----- DATA IN THIS EXERCISE -----

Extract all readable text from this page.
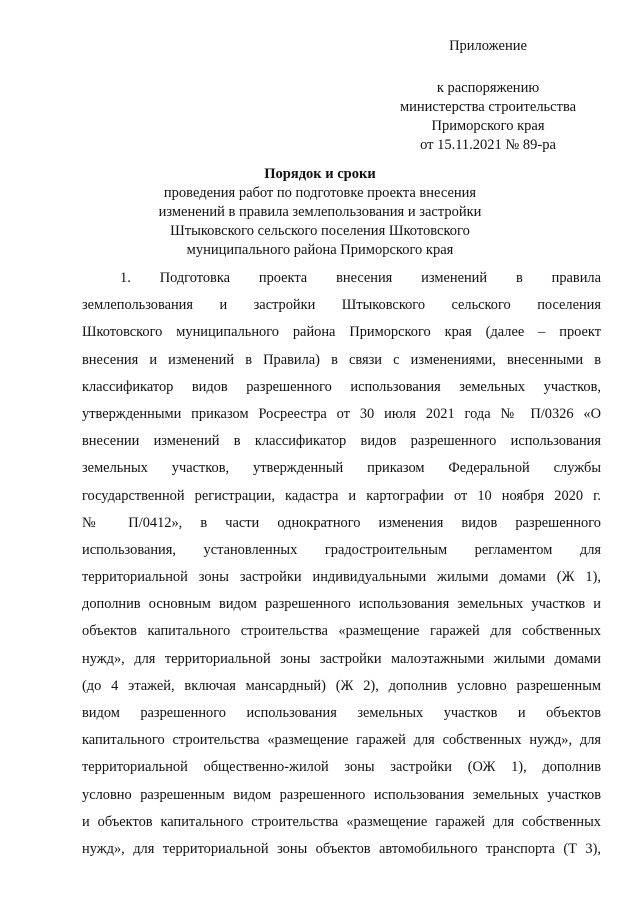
Приложение
к распоряжению
министерства строительства
Приморского края
от 15.11.2021 № 89-ра
Порядок и сроки
проведения работ по подготовке проекта внесения
изменений в правила землепользования и застройки
Штыковского сельского поселения Шкотовского
муниципального района Приморского края
1. Подготовка проекта внесения изменений в правила
землепользования и застройки Штыковского сельского поселения
Шкотовского муниципального района Приморского края (далее – проект
внесения и изменений в Правила) в связи с изменениями, внесенными в
классификатор видов разрешенного использования земельных участков,
утвержденными приказом Росреестра от 30 июля 2021 года № П/0326 «О
внесении изменений в классификатор видов разрешенного использования
земельных участков, утвержденный приказом Федеральной службы
государственной регистрации, кадастра и картографии от 10 ноября 2020 г.
№ П/0412», в части однократного изменения видов разрешенного
использования, установленных градостроительным регламентом для
территориальной зоны застройки индивидуальными жилыми домами (Ж 1),
дополнив основным видом разрешенного использования земельных участков и
объектов капитального строительства «размещение гаражей для собственных
нужд», для территориальной зоны застройки малоэтажными жилыми домами
(до 4 этажей, включая мансардный) (Ж 2), дополнив условно разрешенным
видом разрешенного использования земельных участков и объектов
капитального строительства «размещение гаражей для собственных нужд», для
территориальной общественно-жилой зоны застройки (ОЖ 1), дополнив
условно разрешенным видом разрешенного использования земельных участков
и объектов капитального строительства «размещение гаражей для собственных
нужд», для территориальной зоны объектов автомобильного транспорта (Т 3),
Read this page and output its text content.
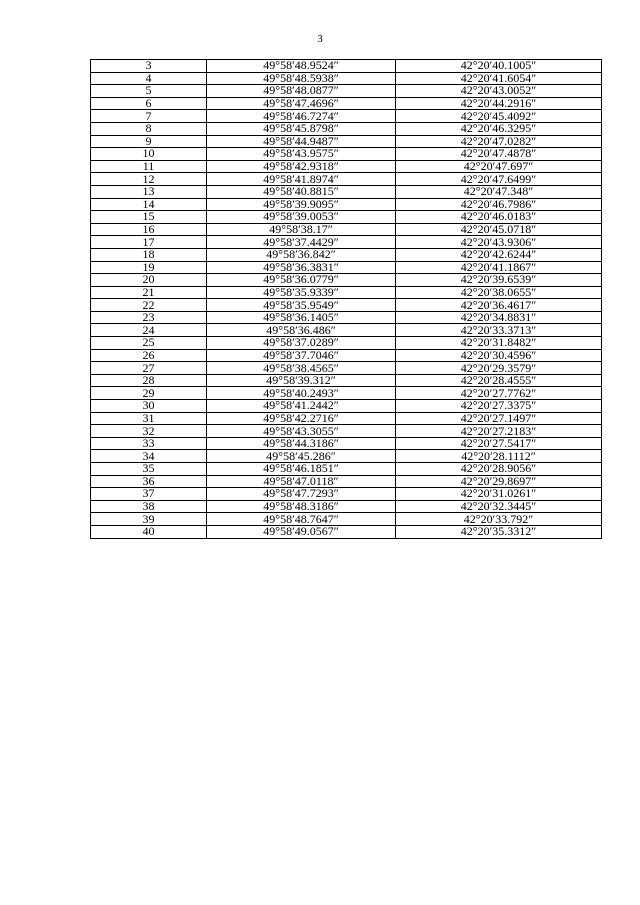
3
3	49°58′48.9524″	42°20′40.1005″
4	49°58′48.5938″	42°20′41.6054″
5	49°58′48.0877″	42°20′43.0052″
6	49°58′47.4696″	42°20′44.2916″
7	49°58′46.7274″	42°20′45.4092″
8	49°58′45.8798″	42°20′46.3295″
9	49°58′44.9487″	42°20′47.0282″
10	49°58′43.9575″	42°20′47.4878″
11	49°58′42.9318″	42°20′47.697″
12	49°58′41.8974″	42°20′47.6499″
13	49°58′40.8815″	42°20′47.348″
14	49°58′39.9095″	42°20′46.7986″
15	49°58′39.0053″	42°20′46.0183″
16	49°58′38.17″	42°20′45.0718″
17	49°58′37.4429″	42°20′43.9306″
18	49°58′36.842″	42°20′42.6244″
19	49°58′36.3831″	42°20′41.1867″
20	49°58′36.0779″	42°20′39.6539″
21	49°58′35.9339″	42°20′38.0655″
22	49°58′35.9549″	42°20′36.4617″
23	49°58′36.1405″	42°20′34.8831″
24	49°58′36.486″	42°20′33.3713″
25	49°58′37.0289″	42°20′31.8482″
26	49°58′37.7046″	42°20′30.4596″
27	49°58′38.4565″	42°20′29.3579″
28	49°58′39.312″	42°20′28.4555″
29	49°58′40.2493″	42°20′27.7762″
30	49°58′41.2442″	42°20′27.3375″
31	49°58′42.2716″	42°20′27.1497″
32	49°58′43.3055″	42°20′27.2183″
33	49°58′44.3186″	42°20′27.5417″
34	49°58′45.286″	42°20′28.1112″
35	49°58′46.1851″	42°20′28.9056″
36	49°58′47.0118″	42°20′29.8697″
37	49°58′47.7293″	42°20′31.0261″
38	49°58′48.3186″	42°20′32.3445″
39	49°58′48.7647″	42°20′33.792″
40	49°58′49.0567″	42°20′35.3312″
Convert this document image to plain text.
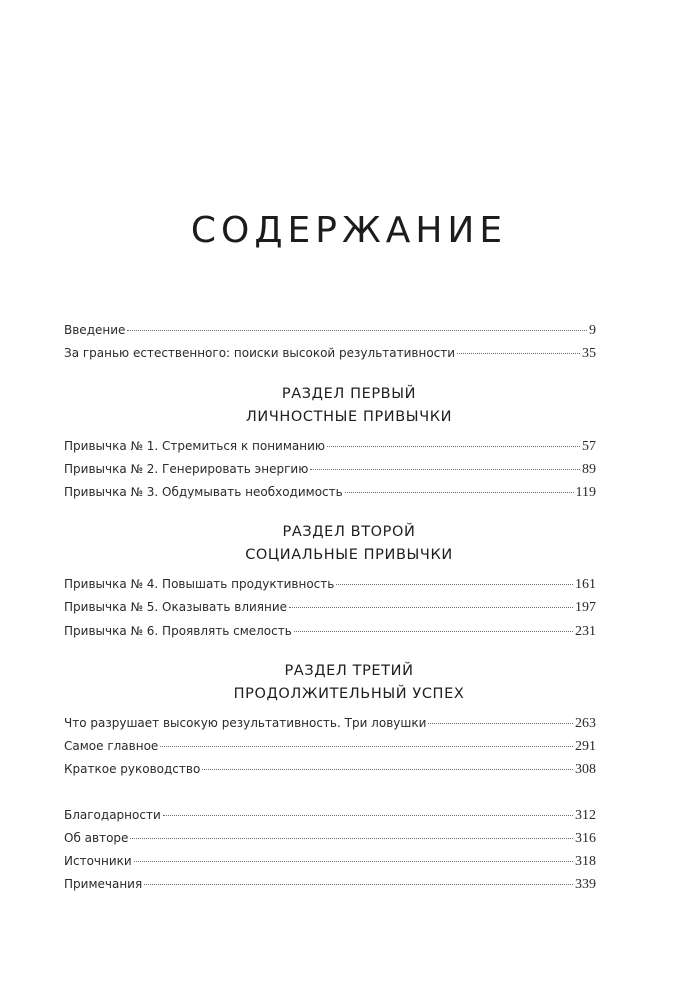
СОДЕРЖАНИЕ
Введение	9
За гранью естественного: поиски высокой результативности	35
Привычка № 1. Стремиться к пониманию	57
Привычка № 2. Генерировать энергию	89
Привычка № 3. Обдумывать необходимость	119
Привычка № 4. Повышать продуктивность	161
Привычка № 5. Оказывать влияние	197
Привычка № 6. Проявлять смелость	231
Что разрушает высокую результативность. Три ловушки	263
Самое главное	291
Краткое руководство	308
Благодарности	312
Об авторе	316
Источники	318
Примечания	339
РАЗДЕЛ ПЕРВЫЙ
ЛИЧНОСТНЫЕ ПРИВЫЧКИ
РАЗДЕЛ ВТОРОЙ
СОЦИАЛЬНЫЕ ПРИВЫЧКИ
РАЗДЕЛ ТРЕТИЙ
ПРОДОЛЖИТЕЛЬНЫЙ УСПЕХ
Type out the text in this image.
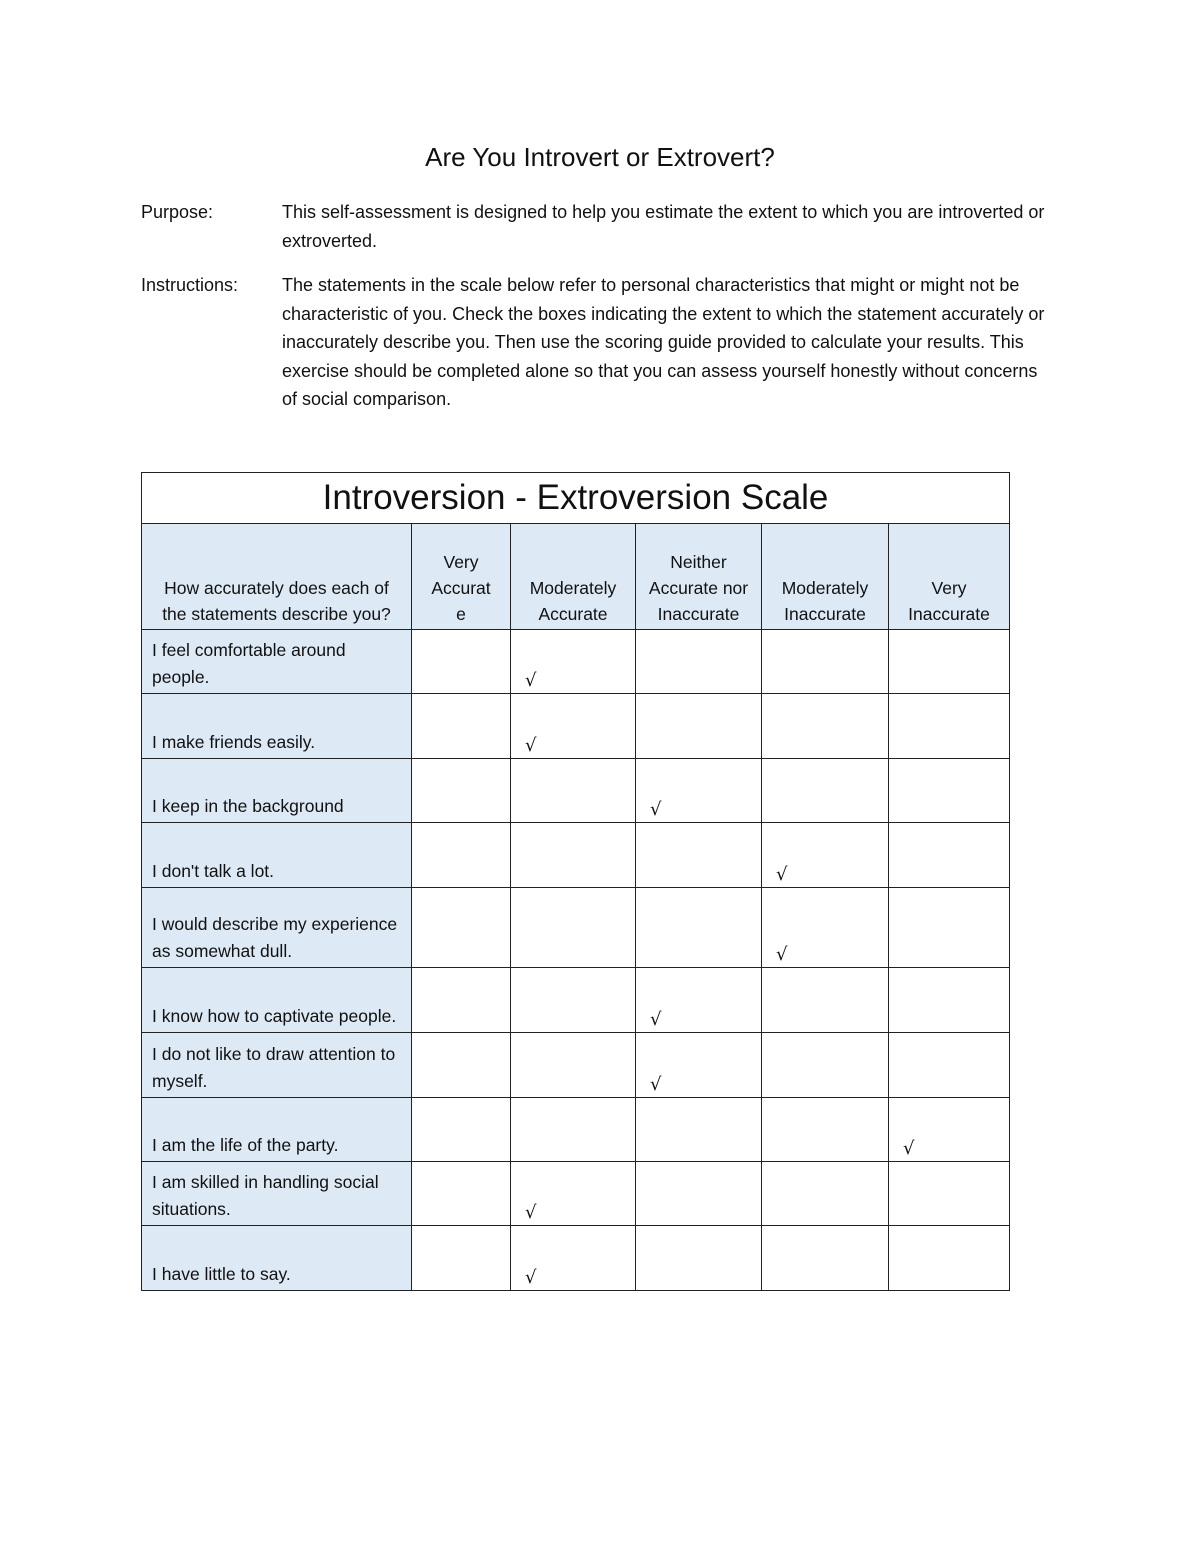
Are You Introvert or Extrovert?
Purpose:	This self-assessment is designed to help you estimate the extent to which you are introverted or extroverted.
Instructions: The statements in the scale below refer to personal characteristics that might or might not be characteristic of you. Check the boxes indicating the extent to which the statement accurately or inaccurately describe you. Then use the scoring guide provided to calculate your results. This exercise should be completed alone so that you can assess yourself honestly without concerns of social comparison.
Introversion - Extroversion Scale					
How accurately does each of the statements describe you?	Very Accurat e	Moderately Accurate	Neither Accurate nor Inaccurate	Moderately Inaccurate	Very Inaccurate
I feel comfortable around people.		√			
I make friends easily.		√			
I keep in the background			√		
I don't talk a lot.				√	
I would describe my experience as somewhat dull.				√	
I know how to captivate people.			√		
I do not like to draw attention to myself.			√		
I am the life of the party.					√
I am skilled in handling social situations.		√			
I have little to say.		√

-----

Identify and extract each line of the listing that contains "Приморского".

Приморского края
муниципального района Приморского края
Шкотовского муниципального района Приморского края (далее – проект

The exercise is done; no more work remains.